Lift out each line of the data that holds "active".

# START OF Information given

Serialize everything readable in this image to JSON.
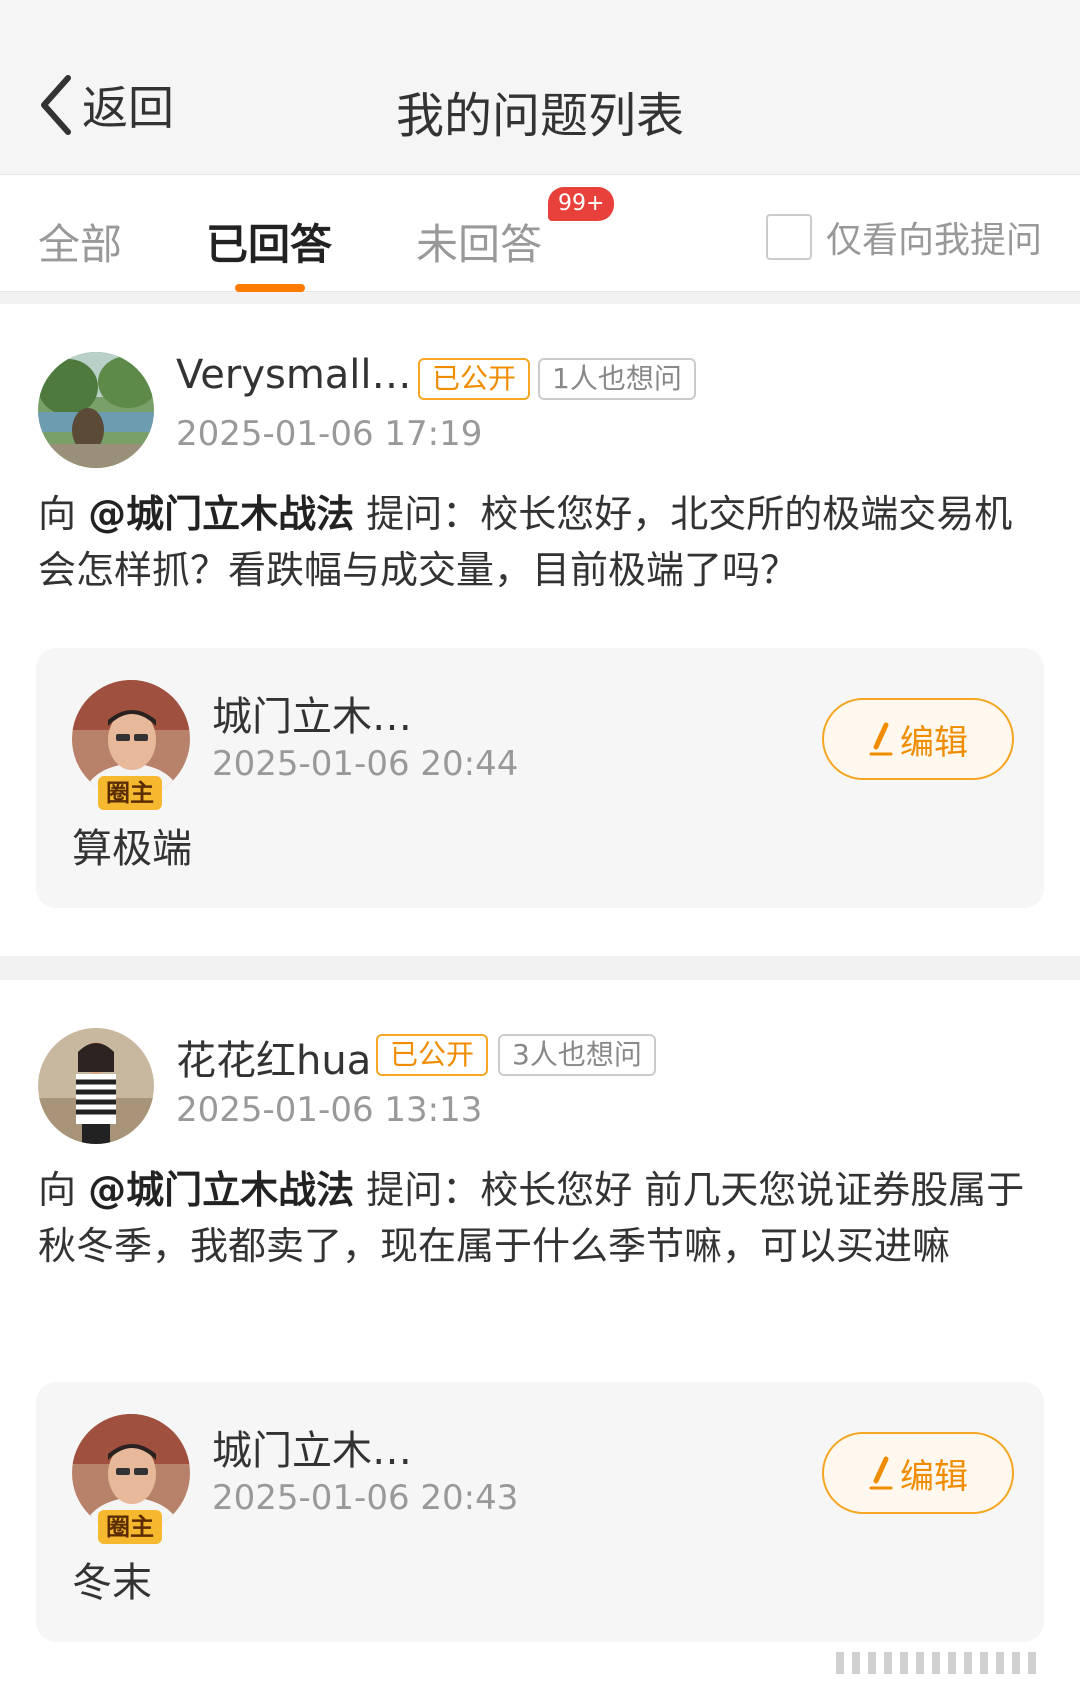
{
  "header": {
    "back_label": "返回",
    "title": "我的问题列表",
    "back_icon": "chevron-left-icon"
  },
  "tabs": [
    {
      "label": "全部",
      "active": false
    },
    {
      "label": "已回答",
      "active": true
    },
    {
      "label": "未回答",
      "active": false,
      "badge": "99+"
    }
  ],
  "filter": {
    "label": "仅看向我提问",
    "checked": false
  },
  "questions": [
    {
      "asker": "Verysmall…",
      "visibility_tag": "已公开",
      "also_ask": "1人也想问",
      "time": "2025-01-06 17:19",
      "prefix": "向 ",
      "mention": "@城门立木战法",
      "text": " 提问：校长您好，北交所的极端交易机会怎样抓？看跌幅与成交量，目前极端了吗？",
      "answer": {
        "name": "城门立木…",
        "role_badge": "圈主",
        "time": "2025-01-06 20:44",
        "text": "算极端",
        "edit_label": "编辑"
      }
    },
    {
      "asker": "花花红hua",
      "visibility_tag": "已公开",
      "also_ask": "3人也想问",
      "time": "2025-01-06 13:13",
      "prefix": "向 ",
      "mention": "@城门立木战法",
      "text": " 提问：校长您好 前几天您说证券股属于秋冬季，我都卖了，现在属于什么季节嘛，可以买进嘛",
      "answer": {
        "name": "城门立木…",
        "role_badge": "圈主",
        "time": "2025-01-06 20:43",
        "text": "冬末",
        "edit_label": "编辑"
      }
    }
  ],
  "colors": {
    "accent": "#ff7a00",
    "badge": "#e8403a",
    "owner_badge": "#f5b82e"
  }
}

# END OF Information given

▸ **Solution to the problem**:
      "active": false
      "active": true
      "active": false,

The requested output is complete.